§ Task brief
Make an exact transcription of the material, leaving out all images.

§ Excerpt from a dataset
________

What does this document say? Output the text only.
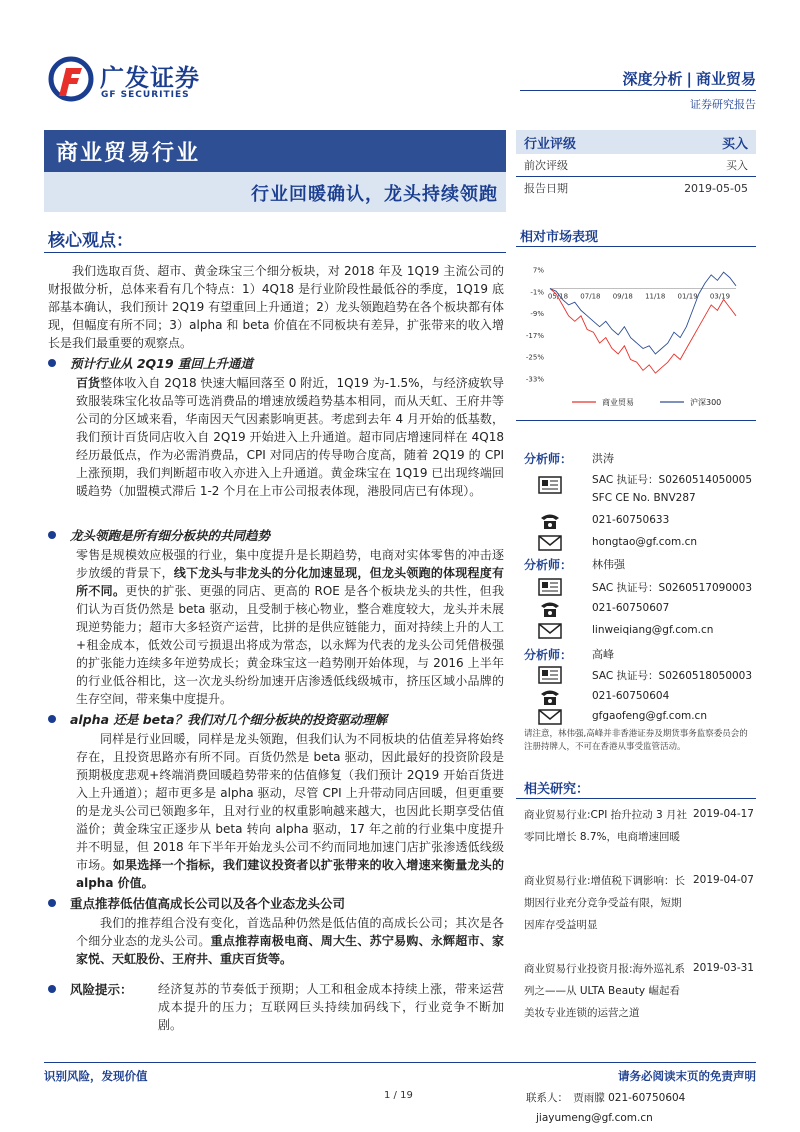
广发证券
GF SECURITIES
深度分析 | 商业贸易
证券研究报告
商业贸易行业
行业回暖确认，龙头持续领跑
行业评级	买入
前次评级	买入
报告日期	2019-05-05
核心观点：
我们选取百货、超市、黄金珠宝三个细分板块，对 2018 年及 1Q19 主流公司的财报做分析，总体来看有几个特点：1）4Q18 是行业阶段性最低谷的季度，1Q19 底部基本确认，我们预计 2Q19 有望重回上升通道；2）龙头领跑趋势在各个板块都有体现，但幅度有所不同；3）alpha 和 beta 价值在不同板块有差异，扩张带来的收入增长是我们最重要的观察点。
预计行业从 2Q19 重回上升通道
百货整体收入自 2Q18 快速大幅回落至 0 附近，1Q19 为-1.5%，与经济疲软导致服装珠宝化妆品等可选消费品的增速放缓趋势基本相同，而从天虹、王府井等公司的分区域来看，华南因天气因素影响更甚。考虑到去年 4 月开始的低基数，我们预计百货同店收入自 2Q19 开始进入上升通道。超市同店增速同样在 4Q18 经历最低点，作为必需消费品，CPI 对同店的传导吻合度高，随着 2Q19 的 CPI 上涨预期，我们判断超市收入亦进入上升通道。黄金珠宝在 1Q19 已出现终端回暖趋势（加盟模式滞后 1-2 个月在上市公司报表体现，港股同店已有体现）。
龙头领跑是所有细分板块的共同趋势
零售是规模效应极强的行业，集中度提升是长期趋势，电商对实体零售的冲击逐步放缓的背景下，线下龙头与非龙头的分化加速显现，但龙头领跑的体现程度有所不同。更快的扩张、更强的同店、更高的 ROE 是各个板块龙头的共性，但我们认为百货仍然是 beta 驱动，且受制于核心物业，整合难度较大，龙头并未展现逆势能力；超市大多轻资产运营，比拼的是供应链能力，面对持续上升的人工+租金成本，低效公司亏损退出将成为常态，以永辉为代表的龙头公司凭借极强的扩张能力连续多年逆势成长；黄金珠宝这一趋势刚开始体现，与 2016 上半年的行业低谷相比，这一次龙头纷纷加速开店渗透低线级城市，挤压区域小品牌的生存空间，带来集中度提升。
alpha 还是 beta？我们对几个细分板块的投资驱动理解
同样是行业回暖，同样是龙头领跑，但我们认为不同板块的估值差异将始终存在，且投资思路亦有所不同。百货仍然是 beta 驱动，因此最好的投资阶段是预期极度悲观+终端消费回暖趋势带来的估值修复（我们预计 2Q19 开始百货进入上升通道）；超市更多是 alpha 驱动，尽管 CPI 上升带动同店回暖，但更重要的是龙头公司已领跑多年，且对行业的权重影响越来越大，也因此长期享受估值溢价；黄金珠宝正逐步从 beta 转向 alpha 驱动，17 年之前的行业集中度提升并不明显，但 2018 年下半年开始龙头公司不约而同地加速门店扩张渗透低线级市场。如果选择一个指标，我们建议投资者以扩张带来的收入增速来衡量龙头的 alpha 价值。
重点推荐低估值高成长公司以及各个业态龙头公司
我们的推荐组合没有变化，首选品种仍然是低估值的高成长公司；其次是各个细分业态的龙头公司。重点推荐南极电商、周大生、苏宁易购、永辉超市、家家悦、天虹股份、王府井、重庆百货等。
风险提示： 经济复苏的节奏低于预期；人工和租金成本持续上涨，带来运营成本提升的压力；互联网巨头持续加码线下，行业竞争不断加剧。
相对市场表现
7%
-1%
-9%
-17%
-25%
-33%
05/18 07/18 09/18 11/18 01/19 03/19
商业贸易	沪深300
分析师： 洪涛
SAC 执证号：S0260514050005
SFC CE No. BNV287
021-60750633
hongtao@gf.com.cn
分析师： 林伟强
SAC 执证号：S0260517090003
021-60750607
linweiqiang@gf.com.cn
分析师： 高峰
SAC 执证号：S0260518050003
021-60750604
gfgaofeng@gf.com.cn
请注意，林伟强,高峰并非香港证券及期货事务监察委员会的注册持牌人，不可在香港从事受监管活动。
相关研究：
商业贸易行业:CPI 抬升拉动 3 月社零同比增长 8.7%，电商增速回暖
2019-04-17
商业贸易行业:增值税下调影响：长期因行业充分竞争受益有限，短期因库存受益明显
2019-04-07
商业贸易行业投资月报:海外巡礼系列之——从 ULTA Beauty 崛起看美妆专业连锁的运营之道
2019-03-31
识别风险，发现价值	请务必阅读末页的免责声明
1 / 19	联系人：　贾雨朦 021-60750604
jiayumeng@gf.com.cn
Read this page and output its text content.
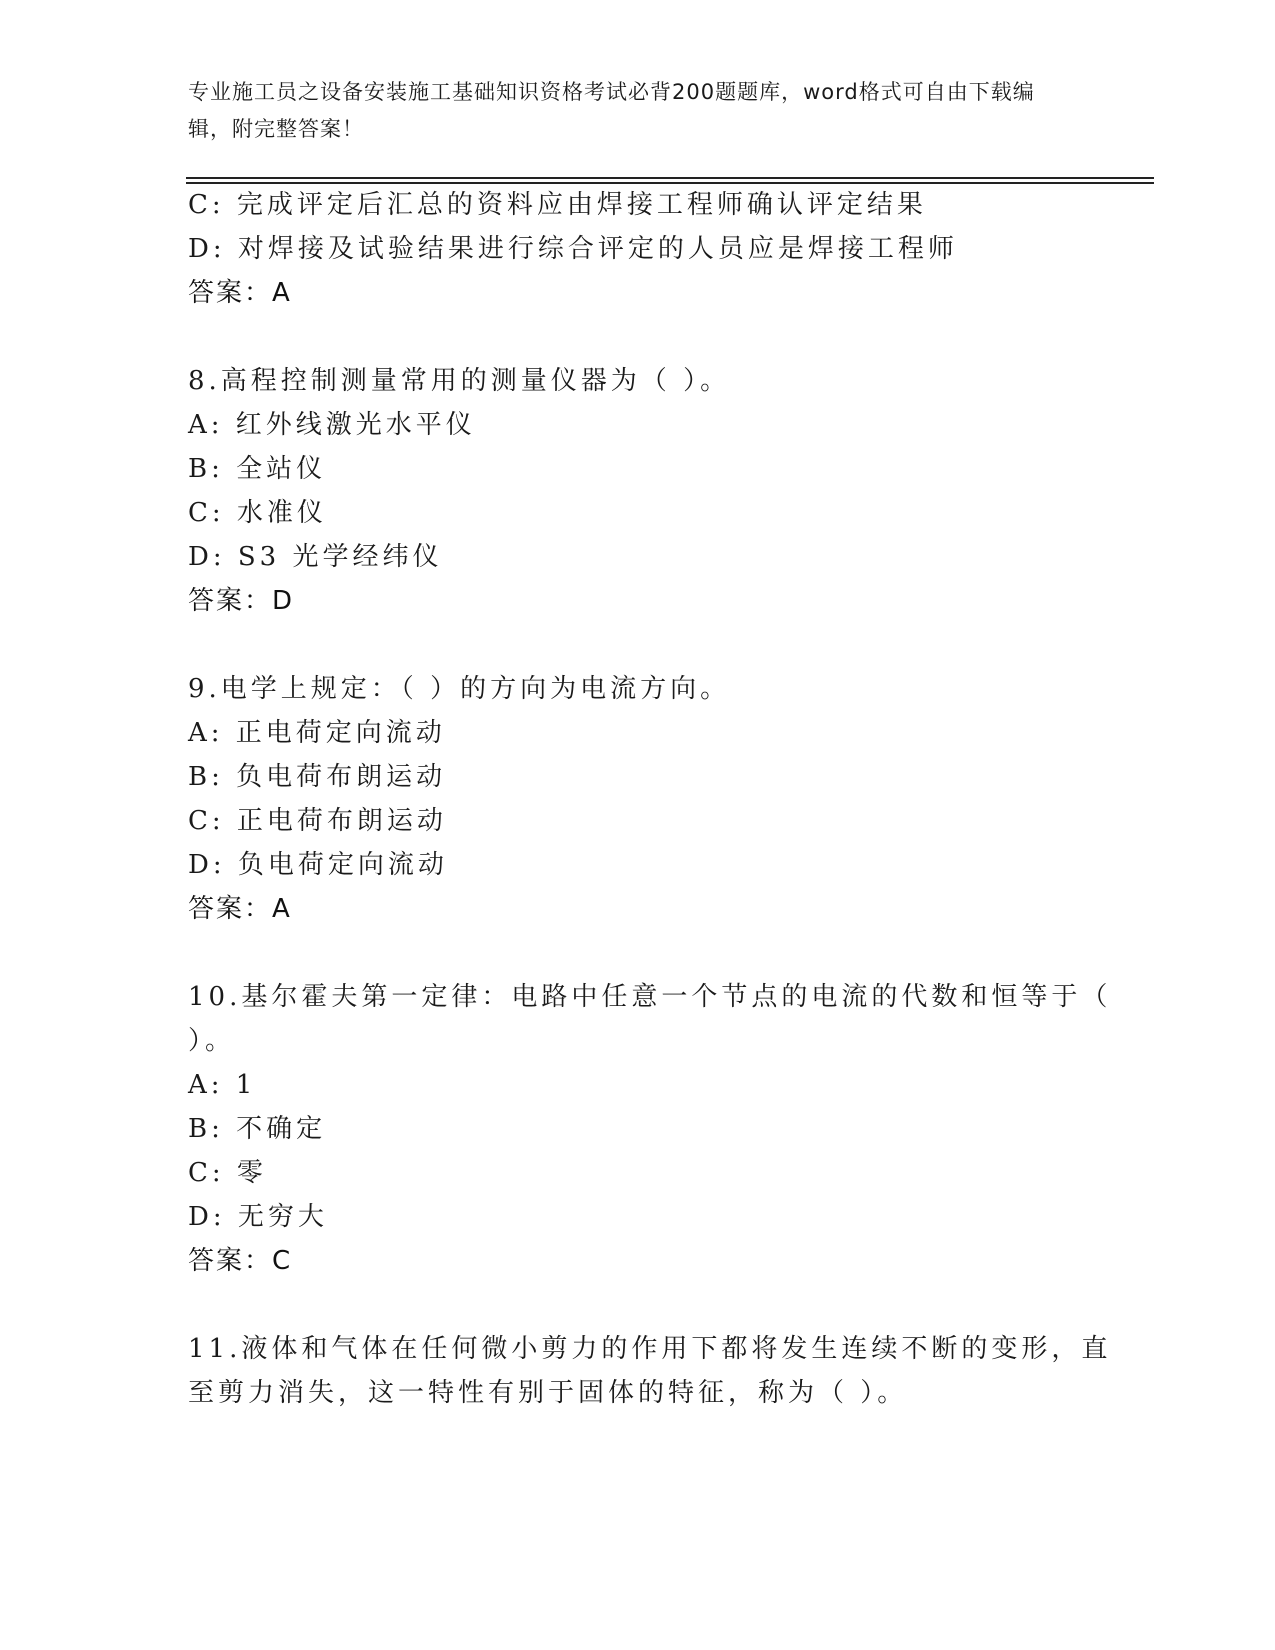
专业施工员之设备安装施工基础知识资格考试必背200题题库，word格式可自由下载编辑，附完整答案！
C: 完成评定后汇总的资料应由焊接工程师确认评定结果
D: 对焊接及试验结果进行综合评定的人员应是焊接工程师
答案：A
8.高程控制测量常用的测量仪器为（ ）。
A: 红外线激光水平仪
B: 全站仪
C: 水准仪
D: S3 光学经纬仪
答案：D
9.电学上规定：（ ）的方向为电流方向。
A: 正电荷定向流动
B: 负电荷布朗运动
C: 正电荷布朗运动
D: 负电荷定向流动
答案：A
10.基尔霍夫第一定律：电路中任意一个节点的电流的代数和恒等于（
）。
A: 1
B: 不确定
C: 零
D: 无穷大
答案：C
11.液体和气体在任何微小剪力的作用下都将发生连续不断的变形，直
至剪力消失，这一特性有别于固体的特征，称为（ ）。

________

§ Answer to this problem
What does this document say? Output the text only.
广发证券
GF SECURITIES
深度分析 | 商业贸易
证券研究报告
商业贸易行业
行业回暖确认，龙头持续领跑
行业评级	买入
前次评级	买入
报告日期	2019-05-05
核心观点：
我们选取百货、超市、黄金珠宝三个细分板块，对 2018 年及 1Q19 主流公司的财报做分析，总体来看有几个特点：1）4Q18 是行业阶段性最低谷的季度，1Q19 底部基本确认，我们预计 2Q19 有望重回上升通道；2）龙头领跑趋势在各个板块都有体现，但幅度有所不同；3）alpha 和 beta 价值在不同板块有差异，扩张带来的收入增长是我们最重要的观察点。
预计行业从 2Q19 重回上升通道
百货整体收入自 2Q18 快速大幅回落至 0 附近，1Q19 为-1.5%，与经济疲软导致服装珠宝化妆品等可选消费品的增速放缓趋势基本相同，而从天虹、王府井等公司的分区域来看，华南因天气因素影响更甚。考虑到去年 4 月开始的低基数，我们预计百货同店收入自 2Q19 开始进入上升通道。超市同店增速同样在 4Q18 经历最低点，作为必需消费品，CPI 对同店的传导吻合度高，随着 2Q19 的 CPI 上涨预期，我们判断超市收入亦进入上升通道。黄金珠宝在 1Q19 已出现终端回暖趋势（加盟模式滞后 1-2 个月在上市公司报表体现，港股同店已有体现）。
龙头领跑是所有细分板块的共同趋势
零售是规模效应极强的行业，集中度提升是长期趋势，电商对实体零售的冲击逐步放缓的背景下，线下龙头与非龙头的分化加速显现，但龙头领跑的体现程度有所不同。更快的扩张、更强的同店、更高的 ROE 是各个板块龙头的共性，但我们认为百货仍然是 beta 驱动，且受制于核心物业，整合难度较大，龙头并未展现逆势能力；超市大多轻资产运营，比拼的是供应链能力，面对持续上升的人工+租金成本，低效公司亏损退出将成为常态，以永辉为代表的龙头公司凭借极强的扩张能力连续多年逆势成长；黄金珠宝这一趋势刚开始体现，与 2016 上半年的行业低谷相比，这一次龙头纷纷加速开店渗透低线级城市，挤压区域小品牌的生存空间，带来集中度提升。
alpha 还是 beta？我们对几个细分板块的投资驱动理解
同样是行业回暖，同样是龙头领跑，但我们认为不同板块的估值差异将始终存在，且投资思路亦有所不同。百货仍然是 beta 驱动，因此最好的投资阶段是预期极度悲观+终端消费回暖趋势带来的估值修复（我们预计 2Q19 开始百货进入上升通道）；超市更多是 alpha 驱动，尽管 CPI 上升带动同店回暖，但更重要的是龙头公司已领跑多年，且对行业的权重影响越来越大，也因此长期享受估值溢价；黄金珠宝正逐步从 beta 转向 alpha 驱动，17 年之前的行业集中度提升并不明显，但 2018 年下半年开始龙头公司不约而同地加速门店扩张渗透低线级市场。如果选择一个指标，我们建议投资者以扩张带来的收入增速来衡量龙头的 alpha 价值。
重点推荐低估值高成长公司以及各个业态龙头公司
我们的推荐组合没有变化，首选品种仍然是低估值的高成长公司；其次是各个细分业态的龙头公司。重点推荐南极电商、周大生、苏宁易购、永辉超市、家家悦、天虹股份、王府井、重庆百货等。
风险提示： 经济复苏的节奏低于预期；人工和租金成本持续上涨，带来运营成本提升的压力；互联网巨头持续加码线下，行业竞争不断加剧。
相对市场表现
7%
-1%
-9%
-17%
-25%
-33%
05/18 07/18 09/18 11/18 01/19 03/19
商业贸易	沪深300
分析师： 洪涛
SAC 执证号：S0260514050005
SFC CE No. BNV287
021-60750633
hongtao@gf.com.cn
分析师： 林伟强
SAC 执证号：S0260517090003
021-60750607
linweiqiang@gf.com.cn
分析师： 高峰
SAC 执证号：S0260518050003
021-60750604
gfgaofeng@gf.com.cn
请注意，林伟强,高峰并非香港证券及期货事务监察委员会的注册持牌人，不可在香港从事受监管活动。
相关研究：
商业贸易行业:CPI 抬升拉动 3 月社零同比增长 8.7%，电商增速回暖
2019-04-17
商业贸易行业:增值税下调影响：长期因行业充分竞争受益有限，短期因库存受益明显
2019-04-07
商业贸易行业投资月报:海外巡礼系列之——从 ULTA Beauty 崛起看美妆专业连锁的运营之道
2019-03-31
识别风险，发现价值	请务必阅读末页的免责声明
1 / 19	联系人：　贾雨朦 021-60750604
jiayumeng@gf.com.cn
Read this page and output its text content.
专业施工员之设备安装施工基础知识资格考试必背200题题库，word格式可自由下载编辑，附完整答案！
C: 完成评定后汇总的资料应由焊接工程师确认评定结果
D: 对焊接及试验结果进行综合评定的人员应是焊接工程师
答案：A
8.高程控制测量常用的测量仪器为（ ）。
A: 红外线激光水平仪
B: 全站仪
C: 水准仪
D: S3 光学经纬仪
答案：D
9.电学上规定：（ ）的方向为电流方向。
A: 正电荷定向流动
B: 负电荷布朗运动
C: 正电荷布朗运动
D: 负电荷定向流动
答案：A
10.基尔霍夫第一定律：电路中任意一个节点的电流的代数和恒等于（
）。
A: 1
B: 不确定
C: 零
D: 无穷大
答案：C
11.液体和气体在任何微小剪力的作用下都将发生连续不断的变形，直
至剪力消失，这一特性有别于固体的特征，称为（ ）。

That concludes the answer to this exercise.